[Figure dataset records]
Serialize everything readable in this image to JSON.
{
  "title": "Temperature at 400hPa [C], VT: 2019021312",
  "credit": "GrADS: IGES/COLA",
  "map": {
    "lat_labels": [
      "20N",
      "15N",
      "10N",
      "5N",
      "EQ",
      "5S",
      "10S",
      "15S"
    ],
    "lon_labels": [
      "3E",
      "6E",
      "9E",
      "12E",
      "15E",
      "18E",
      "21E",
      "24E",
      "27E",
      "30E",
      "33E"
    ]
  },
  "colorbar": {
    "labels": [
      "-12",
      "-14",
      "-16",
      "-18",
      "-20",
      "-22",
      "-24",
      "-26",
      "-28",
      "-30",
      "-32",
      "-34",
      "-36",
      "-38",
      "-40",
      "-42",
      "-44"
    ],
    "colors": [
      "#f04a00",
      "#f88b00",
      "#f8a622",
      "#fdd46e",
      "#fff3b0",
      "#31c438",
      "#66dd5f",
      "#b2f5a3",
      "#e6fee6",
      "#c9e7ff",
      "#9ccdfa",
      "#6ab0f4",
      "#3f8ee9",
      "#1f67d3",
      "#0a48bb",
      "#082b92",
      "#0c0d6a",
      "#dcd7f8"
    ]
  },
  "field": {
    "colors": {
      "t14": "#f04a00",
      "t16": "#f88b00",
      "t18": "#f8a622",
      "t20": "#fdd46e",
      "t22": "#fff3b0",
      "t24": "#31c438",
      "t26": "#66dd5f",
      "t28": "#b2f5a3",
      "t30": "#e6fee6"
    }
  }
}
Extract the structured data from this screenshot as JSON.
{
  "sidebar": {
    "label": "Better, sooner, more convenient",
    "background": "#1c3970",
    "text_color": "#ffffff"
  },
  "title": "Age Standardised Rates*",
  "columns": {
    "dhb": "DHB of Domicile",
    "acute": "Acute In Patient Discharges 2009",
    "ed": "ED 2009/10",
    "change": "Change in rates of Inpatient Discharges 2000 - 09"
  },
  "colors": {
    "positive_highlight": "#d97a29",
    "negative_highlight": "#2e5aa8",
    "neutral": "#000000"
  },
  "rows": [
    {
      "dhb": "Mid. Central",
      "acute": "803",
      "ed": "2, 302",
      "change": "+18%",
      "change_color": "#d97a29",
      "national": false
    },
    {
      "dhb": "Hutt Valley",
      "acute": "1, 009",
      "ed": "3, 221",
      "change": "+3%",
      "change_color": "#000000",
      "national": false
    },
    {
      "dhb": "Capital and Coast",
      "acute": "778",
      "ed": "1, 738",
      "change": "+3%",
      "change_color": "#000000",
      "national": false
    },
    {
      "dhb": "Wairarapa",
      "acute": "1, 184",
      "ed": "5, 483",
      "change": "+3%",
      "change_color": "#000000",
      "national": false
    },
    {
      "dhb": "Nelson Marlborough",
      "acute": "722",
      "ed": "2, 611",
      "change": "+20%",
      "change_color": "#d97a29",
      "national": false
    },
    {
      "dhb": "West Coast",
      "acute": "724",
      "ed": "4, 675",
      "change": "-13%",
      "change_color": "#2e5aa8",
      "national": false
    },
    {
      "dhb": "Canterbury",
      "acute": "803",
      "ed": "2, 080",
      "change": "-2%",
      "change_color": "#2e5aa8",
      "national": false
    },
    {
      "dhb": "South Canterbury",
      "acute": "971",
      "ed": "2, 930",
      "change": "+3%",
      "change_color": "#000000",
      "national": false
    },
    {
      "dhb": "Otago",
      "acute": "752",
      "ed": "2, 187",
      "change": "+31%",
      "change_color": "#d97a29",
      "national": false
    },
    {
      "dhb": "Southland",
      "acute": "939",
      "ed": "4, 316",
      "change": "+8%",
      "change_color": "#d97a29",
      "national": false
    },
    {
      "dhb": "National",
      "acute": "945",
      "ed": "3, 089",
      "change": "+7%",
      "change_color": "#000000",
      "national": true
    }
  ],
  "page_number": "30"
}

◆ **Problem details**:
Look through the material and copy each line that has "Discharges".

◆ **Exercise response**:
    "acute": "Acute In Patient Discharges 2009",
    "change": "Change in rates of Inpatient Discharges 2000 - 09"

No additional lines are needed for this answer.